Work to be completed
Count the lines below that contain the word "DIRECTOR", and report only that number.

Entries
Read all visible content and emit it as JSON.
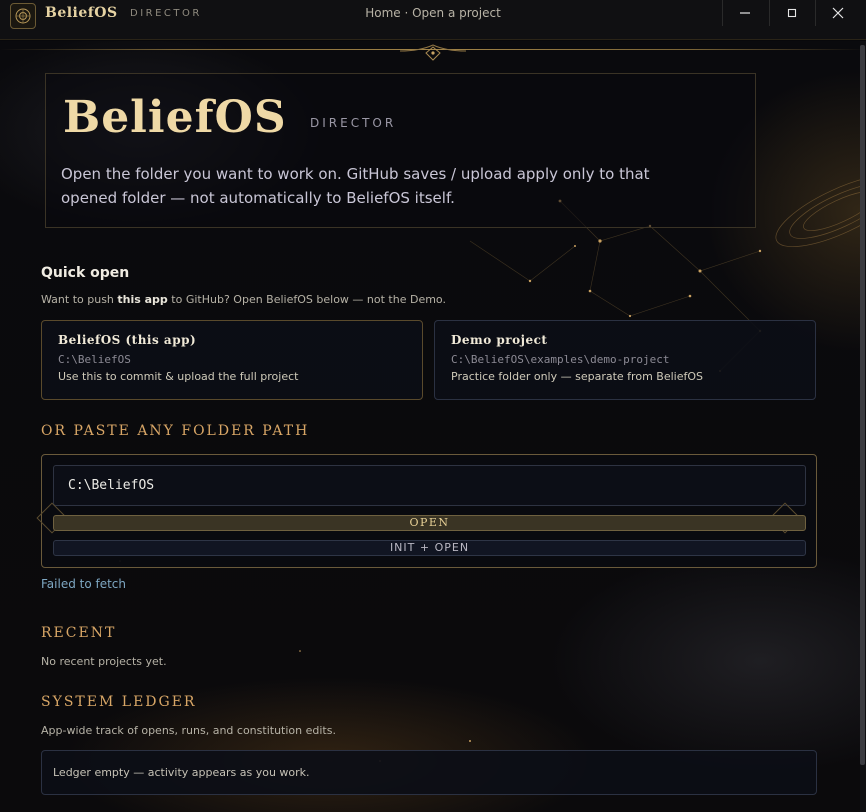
{
  "titlebar": {
    "brand": "BeliefOS",
    "brand_sub": "DIRECTOR",
    "breadcrumb": "Home · Open a project",
    "minimize_icon": "minimize-icon",
    "maximize_icon": "maximize-icon",
    "close_icon": "close-icon"
  },
  "hero": {
    "title": "BeliefOS",
    "subtitle": "DIRECTOR",
    "description": "Open the folder you want to work on. GitHub saves / upload apply only to that opened folder — not automatically to BeliefOS itself."
  },
  "quick_open": {
    "heading": "Quick open",
    "hint_before": "Want to push ",
    "hint_bold": "this app",
    "hint_after": " to GitHub? Open BeliefOS below — not the Demo.",
    "cards": [
      {
        "title": "BeliefOS (this app)",
        "path": "C:\\BeliefOS",
        "note": "Use this to commit & upload the full project"
      },
      {
        "title": "Demo project",
        "path": "C:\\BeliefOS\\examples\\demo-project",
        "note": "Practice folder only — separate from BeliefOS"
      }
    ]
  },
  "paste_path": {
    "heading": "OR PASTE ANY FOLDER PATH",
    "value": "C:\\BeliefOS",
    "open_label": "OPEN",
    "init_open_label": "INIT + OPEN"
  },
  "status": {
    "error": "Failed to fetch"
  },
  "recent": {
    "heading": "RECENT",
    "empty": "No recent projects yet."
  },
  "ledger": {
    "heading": "SYSTEM LEDGER",
    "description": "App-wide track of opens, runs, and constitution edits.",
    "empty": "Ledger empty — activity appears as you work."
  },
  "colors": {
    "accent_gold": "#d8a666",
    "title_gold": "#efd9a6",
    "error_blue": "#7ea7c2"
  }
}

Correct result
2